WHAT IS REQUIRED: Extract every entry word for word.

DATA SUPPLIED:
########################################

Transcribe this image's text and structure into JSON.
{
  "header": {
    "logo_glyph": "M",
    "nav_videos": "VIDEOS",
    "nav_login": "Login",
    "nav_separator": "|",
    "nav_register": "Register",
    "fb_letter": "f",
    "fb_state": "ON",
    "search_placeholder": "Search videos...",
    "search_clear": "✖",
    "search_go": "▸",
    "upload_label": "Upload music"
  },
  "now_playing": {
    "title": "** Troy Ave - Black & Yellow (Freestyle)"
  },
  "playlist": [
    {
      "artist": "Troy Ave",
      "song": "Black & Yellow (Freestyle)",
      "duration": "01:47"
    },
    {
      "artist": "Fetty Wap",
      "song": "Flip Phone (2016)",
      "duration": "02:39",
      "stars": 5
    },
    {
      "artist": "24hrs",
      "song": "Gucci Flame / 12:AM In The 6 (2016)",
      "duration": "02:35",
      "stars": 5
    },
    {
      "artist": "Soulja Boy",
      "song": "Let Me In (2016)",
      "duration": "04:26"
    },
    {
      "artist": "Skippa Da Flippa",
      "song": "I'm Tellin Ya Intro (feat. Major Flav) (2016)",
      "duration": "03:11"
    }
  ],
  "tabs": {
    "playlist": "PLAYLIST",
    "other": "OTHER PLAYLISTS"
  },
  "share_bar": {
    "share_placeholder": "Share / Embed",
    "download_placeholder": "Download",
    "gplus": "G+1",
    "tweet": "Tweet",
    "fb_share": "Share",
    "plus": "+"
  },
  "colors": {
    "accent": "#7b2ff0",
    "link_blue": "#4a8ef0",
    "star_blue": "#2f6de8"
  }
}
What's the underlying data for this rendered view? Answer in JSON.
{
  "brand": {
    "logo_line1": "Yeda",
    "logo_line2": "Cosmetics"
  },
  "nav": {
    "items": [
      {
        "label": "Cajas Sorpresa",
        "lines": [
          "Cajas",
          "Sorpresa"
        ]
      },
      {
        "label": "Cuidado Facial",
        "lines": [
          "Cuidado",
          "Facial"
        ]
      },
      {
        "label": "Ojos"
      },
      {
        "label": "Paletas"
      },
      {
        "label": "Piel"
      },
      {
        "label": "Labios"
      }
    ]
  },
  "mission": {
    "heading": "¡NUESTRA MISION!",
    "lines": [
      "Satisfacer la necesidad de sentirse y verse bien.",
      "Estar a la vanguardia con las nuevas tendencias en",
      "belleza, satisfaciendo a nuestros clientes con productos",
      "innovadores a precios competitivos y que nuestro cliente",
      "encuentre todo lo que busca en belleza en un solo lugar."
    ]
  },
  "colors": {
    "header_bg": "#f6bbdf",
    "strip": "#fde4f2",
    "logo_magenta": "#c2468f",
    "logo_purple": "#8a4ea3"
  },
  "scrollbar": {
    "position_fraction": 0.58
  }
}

########################################

SOLUTION TO THIS TASK:
Transcribe this image's text and structure into JSON.
{
  "header": {
    "logo_glyph": "M",
    "nav_videos": "VIDEOS",
    "nav_login": "Login",
    "nav_separator": "|",
    "nav_register": "Register",
    "fb_letter": "f",
    "fb_state": "ON",
    "search_placeholder": "Search videos...",
    "search_clear": "✖",
    "search_go": "▸",
    "upload_label": "Upload music"
  },
  "now_playing": {
    "title": "** Troy Ave - Black & Yellow (Freestyle)"
  },
  "playlist": [
    {
      "artist": "Troy Ave",
      "song": "Black & Yellow (Freestyle)",
      "duration": "01:47"
    },
    {
      "artist": "Fetty Wap",
      "song": "Flip Phone (2016)",
      "duration": "02:39",
      "stars": 5
    },
    {
      "artist": "24hrs",
      "song": "Gucci Flame / 12:AM In The 6 (2016)",
      "duration": "02:35",
      "stars": 5
    },
    {
      "artist": "Soulja Boy",
      "song": "Let Me In (2016)",
      "duration": "04:26"
    },
    {
      "artist": "Skippa Da Flippa",
      "song": "I'm Tellin Ya Intro (feat. Major Flav) (2016)",
      "duration": "03:11"
    }
  ],
  "tabs": {
    "playlist": "PLAYLIST",
    "other": "OTHER PLAYLISTS"
  },
  "share_bar": {
    "share_placeholder": "Share / Embed",
    "download_placeholder": "Download",
    "gplus": "G+1",
    "tweet": "Tweet",
    "fb_share": "Share",
    "plus": "+"
  },
  "colors": {
    "accent": "#7b2ff0",
    "link_blue": "#4a8ef0",
    "star_blue": "#2f6de8"
  }
}
What's the underlying data for this rendered view? Answer in JSON.
{
  "brand": {
    "logo_line1": "Yeda",
    "logo_line2": "Cosmetics"
  },
  "nav": {
    "items": [
      {
        "label": "Cajas Sorpresa",
        "lines": [
          "Cajas",
          "Sorpresa"
        ]
      },
      {
        "label": "Cuidado Facial",
        "lines": [
          "Cuidado",
          "Facial"
        ]
      },
      {
        "label": "Ojos"
      },
      {
        "label": "Paletas"
      },
      {
        "label": "Piel"
      },
      {
        "label": "Labios"
      }
    ]
  },
  "mission": {
    "heading": "¡NUESTRA MISION!",
    "lines": [
      "Satisfacer la necesidad de sentirse y verse bien.",
      "Estar a la vanguardia con las nuevas tendencias en",
      "belleza, satisfaciendo a nuestros clientes con productos",
      "innovadores a precios competitivos y que nuestro cliente",
      "encuentre todo lo que busca en belleza en un solo lugar."
    ]
  },
  "colors": {
    "header_bg": "#f6bbdf",
    "strip": "#fde4f2",
    "logo_magenta": "#c2468f",
    "logo_purple": "#8a4ea3"
  },
  "scrollbar": {
    "position_fraction": 0.58
  }
}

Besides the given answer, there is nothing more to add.